● **BRIEF**
The entries that follow should be written out exactly.

- - -

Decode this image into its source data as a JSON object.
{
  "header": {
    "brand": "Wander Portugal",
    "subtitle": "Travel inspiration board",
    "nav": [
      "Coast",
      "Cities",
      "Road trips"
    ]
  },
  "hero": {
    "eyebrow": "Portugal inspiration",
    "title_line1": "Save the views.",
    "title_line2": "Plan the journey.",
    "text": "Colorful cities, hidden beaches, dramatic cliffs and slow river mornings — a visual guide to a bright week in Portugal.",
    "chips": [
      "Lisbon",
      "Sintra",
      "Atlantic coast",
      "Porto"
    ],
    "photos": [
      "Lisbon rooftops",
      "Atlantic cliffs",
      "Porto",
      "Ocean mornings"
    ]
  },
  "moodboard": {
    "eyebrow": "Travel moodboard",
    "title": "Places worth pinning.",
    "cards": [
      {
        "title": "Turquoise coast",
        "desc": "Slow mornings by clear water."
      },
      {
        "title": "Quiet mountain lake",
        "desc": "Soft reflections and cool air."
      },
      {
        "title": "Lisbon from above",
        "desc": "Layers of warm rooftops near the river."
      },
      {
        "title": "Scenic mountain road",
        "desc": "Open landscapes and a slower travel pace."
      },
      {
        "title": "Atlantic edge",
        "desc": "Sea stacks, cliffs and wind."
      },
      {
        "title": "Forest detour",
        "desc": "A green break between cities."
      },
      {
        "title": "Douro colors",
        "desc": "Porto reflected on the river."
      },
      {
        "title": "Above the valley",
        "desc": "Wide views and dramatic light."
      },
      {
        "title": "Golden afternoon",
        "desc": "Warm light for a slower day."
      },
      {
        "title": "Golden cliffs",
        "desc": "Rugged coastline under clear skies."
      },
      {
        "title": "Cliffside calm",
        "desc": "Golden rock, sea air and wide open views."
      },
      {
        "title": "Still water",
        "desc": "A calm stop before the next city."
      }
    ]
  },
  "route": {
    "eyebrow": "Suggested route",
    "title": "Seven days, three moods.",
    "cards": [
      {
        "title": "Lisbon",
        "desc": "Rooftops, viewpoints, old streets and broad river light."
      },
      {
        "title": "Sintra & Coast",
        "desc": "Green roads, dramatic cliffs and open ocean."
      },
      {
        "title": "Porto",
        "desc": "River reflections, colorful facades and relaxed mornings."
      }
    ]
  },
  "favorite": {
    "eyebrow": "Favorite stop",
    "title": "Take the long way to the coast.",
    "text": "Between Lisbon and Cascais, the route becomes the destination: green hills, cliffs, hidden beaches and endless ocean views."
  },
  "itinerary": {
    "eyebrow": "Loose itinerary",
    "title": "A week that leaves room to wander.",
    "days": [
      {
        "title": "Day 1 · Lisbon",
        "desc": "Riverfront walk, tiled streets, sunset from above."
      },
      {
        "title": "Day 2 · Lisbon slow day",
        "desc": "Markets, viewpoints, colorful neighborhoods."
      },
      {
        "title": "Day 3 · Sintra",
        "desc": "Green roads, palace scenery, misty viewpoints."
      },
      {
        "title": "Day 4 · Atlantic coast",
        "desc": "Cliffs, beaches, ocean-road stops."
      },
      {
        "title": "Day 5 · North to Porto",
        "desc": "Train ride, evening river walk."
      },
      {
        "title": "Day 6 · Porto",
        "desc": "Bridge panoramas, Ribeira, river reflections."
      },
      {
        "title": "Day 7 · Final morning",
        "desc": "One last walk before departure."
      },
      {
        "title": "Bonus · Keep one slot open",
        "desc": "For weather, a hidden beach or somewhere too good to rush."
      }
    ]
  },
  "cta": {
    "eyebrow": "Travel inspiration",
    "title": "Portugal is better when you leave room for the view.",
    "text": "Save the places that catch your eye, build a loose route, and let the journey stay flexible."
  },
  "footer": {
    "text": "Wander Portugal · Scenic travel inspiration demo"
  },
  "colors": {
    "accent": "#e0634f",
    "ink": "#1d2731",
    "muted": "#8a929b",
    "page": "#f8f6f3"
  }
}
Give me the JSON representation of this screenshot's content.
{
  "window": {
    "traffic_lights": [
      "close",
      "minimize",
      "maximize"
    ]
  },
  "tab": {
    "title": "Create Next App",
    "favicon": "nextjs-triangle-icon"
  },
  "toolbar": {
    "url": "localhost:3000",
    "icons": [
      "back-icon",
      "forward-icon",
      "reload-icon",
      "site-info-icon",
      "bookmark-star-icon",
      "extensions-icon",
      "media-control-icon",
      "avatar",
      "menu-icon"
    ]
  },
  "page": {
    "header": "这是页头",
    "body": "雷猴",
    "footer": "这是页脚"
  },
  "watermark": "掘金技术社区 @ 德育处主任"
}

- - -

● **RESULT FOR THIS TASK**
Decode this image into its source data as a JSON object.
{
  "header": {
    "brand": "Wander Portugal",
    "subtitle": "Travel inspiration board",
    "nav": [
      "Coast",
      "Cities",
      "Road trips"
    ]
  },
  "hero": {
    "eyebrow": "Portugal inspiration",
    "title_line1": "Save the views.",
    "title_line2": "Plan the journey.",
    "text": "Colorful cities, hidden beaches, dramatic cliffs and slow river mornings — a visual guide to a bright week in Portugal.",
    "chips": [
      "Lisbon",
      "Sintra",
      "Atlantic coast",
      "Porto"
    ],
    "photos": [
      "Lisbon rooftops",
      "Atlantic cliffs",
      "Porto",
      "Ocean mornings"
    ]
  },
  "moodboard": {
    "eyebrow": "Travel moodboard",
    "title": "Places worth pinning.",
    "cards": [
      {
        "title": "Turquoise coast",
        "desc": "Slow mornings by clear water."
      },
      {
        "title": "Quiet mountain lake",
        "desc": "Soft reflections and cool air."
      },
      {
        "title": "Lisbon from above",
        "desc": "Layers of warm rooftops near the river."
      },
      {
        "title": "Scenic mountain road",
        "desc": "Open landscapes and a slower travel pace."
      },
      {
        "title": "Atlantic edge",
        "desc": "Sea stacks, cliffs and wind."
      },
      {
        "title": "Forest detour",
        "desc": "A green break between cities."
      },
      {
        "title": "Douro colors",
        "desc": "Porto reflected on the river."
      },
      {
        "title": "Above the valley",
        "desc": "Wide views and dramatic light."
      },
      {
        "title": "Golden afternoon",
        "desc": "Warm light for a slower day."
      },
      {
        "title": "Golden cliffs",
        "desc": "Rugged coastline under clear skies."
      },
      {
        "title": "Cliffside calm",
        "desc": "Golden rock, sea air and wide open views."
      },
      {
        "title": "Still water",
        "desc": "A calm stop before the next city."
      }
    ]
  },
  "route": {
    "eyebrow": "Suggested route",
    "title": "Seven days, three moods.",
    "cards": [
      {
        "title": "Lisbon",
        "desc": "Rooftops, viewpoints, old streets and broad river light."
      },
      {
        "title": "Sintra & Coast",
        "desc": "Green roads, dramatic cliffs and open ocean."
      },
      {
        "title": "Porto",
        "desc": "River reflections, colorful facades and relaxed mornings."
      }
    ]
  },
  "favorite": {
    "eyebrow": "Favorite stop",
    "title": "Take the long way to the coast.",
    "text": "Between Lisbon and Cascais, the route becomes the destination: green hills, cliffs, hidden beaches and endless ocean views."
  },
  "itinerary": {
    "eyebrow": "Loose itinerary",
    "title": "A week that leaves room to wander.",
    "days": [
      {
        "title": "Day 1 · Lisbon",
        "desc": "Riverfront walk, tiled streets, sunset from above."
      },
      {
        "title": "Day 2 · Lisbon slow day",
        "desc": "Markets, viewpoints, colorful neighborhoods."
      },
      {
        "title": "Day 3 · Sintra",
        "desc": "Green roads, palace scenery, misty viewpoints."
      },
      {
        "title": "Day 4 · Atlantic coast",
        "desc": "Cliffs, beaches, ocean-road stops."
      },
      {
        "title": "Day 5 · North to Porto",
        "desc": "Train ride, evening river walk."
      },
      {
        "title": "Day 6 · Porto",
        "desc": "Bridge panoramas, Ribeira, river reflections."
      },
      {
        "title": "Day 7 · Final morning",
        "desc": "One last walk before departure."
      },
      {
        "title": "Bonus · Keep one slot open",
        "desc": "For weather, a hidden beach or somewhere too good to rush."
      }
    ]
  },
  "cta": {
    "eyebrow": "Travel inspiration",
    "title": "Portugal is better when you leave room for the view.",
    "text": "Save the places that catch your eye, build a loose route, and let the journey stay flexible."
  },
  "footer": {
    "text": "Wander Portugal · Scenic travel inspiration demo"
  },
  "colors": {
    "accent": "#e0634f",
    "ink": "#1d2731",
    "muted": "#8a929b",
    "page": "#f8f6f3"
  }
}
Give me the JSON representation of this screenshot's content.
{
  "window": {
    "traffic_lights": [
      "close",
      "minimize",
      "maximize"
    ]
  },
  "tab": {
    "title": "Create Next App",
    "favicon": "nextjs-triangle-icon"
  },
  "toolbar": {
    "url": "localhost:3000",
    "icons": [
      "back-icon",
      "forward-icon",
      "reload-icon",
      "site-info-icon",
      "bookmark-star-icon",
      "extensions-icon",
      "media-control-icon",
      "avatar",
      "menu-icon"
    ]
  },
  "page": {
    "header": "这是页头",
    "body": "雷猴",
    "footer": "这是页脚"
  },
  "watermark": "掘金技术社区 @ 德育处主任"
}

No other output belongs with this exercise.